Stored records
==*==
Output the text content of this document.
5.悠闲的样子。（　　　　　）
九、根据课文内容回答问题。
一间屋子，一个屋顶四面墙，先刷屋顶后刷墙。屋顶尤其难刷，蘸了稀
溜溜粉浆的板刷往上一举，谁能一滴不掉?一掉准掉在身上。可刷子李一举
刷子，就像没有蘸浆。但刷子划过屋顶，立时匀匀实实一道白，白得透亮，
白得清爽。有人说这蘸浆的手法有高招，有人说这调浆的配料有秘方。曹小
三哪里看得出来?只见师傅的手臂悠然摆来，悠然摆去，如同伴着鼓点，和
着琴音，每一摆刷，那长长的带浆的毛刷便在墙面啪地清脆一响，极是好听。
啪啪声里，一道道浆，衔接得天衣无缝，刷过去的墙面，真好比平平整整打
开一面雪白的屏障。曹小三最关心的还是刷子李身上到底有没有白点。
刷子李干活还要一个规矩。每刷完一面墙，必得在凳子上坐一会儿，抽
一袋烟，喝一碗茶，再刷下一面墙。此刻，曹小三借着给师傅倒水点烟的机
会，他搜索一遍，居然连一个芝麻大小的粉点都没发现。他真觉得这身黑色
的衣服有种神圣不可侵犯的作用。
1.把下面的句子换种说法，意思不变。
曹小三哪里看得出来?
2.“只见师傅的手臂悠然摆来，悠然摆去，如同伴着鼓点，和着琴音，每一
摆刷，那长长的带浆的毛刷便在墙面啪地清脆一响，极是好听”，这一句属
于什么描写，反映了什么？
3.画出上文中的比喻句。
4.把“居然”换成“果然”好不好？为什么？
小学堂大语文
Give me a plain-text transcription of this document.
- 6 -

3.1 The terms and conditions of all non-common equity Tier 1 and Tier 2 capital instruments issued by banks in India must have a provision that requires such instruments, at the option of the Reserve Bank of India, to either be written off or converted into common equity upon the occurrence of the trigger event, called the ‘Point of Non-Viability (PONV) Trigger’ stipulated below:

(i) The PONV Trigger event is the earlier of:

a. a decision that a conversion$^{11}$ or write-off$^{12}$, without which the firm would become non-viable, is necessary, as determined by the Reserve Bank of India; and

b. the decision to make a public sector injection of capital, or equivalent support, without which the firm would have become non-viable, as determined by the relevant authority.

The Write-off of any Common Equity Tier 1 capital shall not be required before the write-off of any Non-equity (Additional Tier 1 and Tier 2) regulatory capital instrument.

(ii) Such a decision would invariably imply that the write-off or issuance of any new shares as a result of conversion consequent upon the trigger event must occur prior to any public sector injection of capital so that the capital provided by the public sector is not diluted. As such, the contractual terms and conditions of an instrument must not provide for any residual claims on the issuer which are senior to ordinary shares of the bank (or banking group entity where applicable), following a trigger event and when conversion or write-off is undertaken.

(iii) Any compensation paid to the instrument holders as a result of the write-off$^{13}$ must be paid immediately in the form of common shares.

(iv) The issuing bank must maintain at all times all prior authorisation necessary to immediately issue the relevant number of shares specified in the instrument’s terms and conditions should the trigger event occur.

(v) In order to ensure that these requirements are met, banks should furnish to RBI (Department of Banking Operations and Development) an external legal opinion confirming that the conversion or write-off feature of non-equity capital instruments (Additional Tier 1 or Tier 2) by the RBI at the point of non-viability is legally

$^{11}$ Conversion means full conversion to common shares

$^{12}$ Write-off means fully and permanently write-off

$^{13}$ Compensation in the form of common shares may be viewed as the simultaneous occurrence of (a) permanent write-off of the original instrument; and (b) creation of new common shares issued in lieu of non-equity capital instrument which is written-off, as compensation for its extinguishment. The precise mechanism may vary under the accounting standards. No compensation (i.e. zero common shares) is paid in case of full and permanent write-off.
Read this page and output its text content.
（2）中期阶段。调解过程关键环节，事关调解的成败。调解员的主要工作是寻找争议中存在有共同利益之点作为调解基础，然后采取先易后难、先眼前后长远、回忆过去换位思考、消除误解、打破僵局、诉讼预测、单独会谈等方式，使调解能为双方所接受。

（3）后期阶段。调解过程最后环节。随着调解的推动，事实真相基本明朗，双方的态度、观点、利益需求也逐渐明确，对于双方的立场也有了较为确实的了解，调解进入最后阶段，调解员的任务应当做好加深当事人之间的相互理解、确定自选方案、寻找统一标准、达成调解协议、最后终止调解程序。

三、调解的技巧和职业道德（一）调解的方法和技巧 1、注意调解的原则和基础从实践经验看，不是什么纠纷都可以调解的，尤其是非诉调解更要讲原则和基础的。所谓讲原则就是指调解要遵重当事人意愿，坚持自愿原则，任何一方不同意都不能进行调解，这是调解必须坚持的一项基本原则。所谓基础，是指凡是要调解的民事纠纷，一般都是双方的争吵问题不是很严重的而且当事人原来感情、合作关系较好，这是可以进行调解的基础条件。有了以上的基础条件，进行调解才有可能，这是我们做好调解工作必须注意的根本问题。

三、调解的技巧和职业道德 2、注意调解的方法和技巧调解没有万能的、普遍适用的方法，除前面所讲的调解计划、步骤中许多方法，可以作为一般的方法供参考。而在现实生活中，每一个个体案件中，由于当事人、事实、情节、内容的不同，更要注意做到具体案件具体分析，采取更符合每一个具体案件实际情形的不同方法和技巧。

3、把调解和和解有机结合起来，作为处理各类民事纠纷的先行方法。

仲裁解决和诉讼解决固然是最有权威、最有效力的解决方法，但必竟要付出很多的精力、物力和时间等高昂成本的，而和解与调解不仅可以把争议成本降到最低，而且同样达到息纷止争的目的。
==*==
Write out each line of the data that holds the string "只见师傅的手臂悠然摆来".

三哪里看得出来?只见师傅的手臂悠然摆来，悠然摆去，如同伴着鼓点，和
2.“只见师傅的手臂悠然摆来，悠然摆去，如同伴着鼓点，和着琴音，每一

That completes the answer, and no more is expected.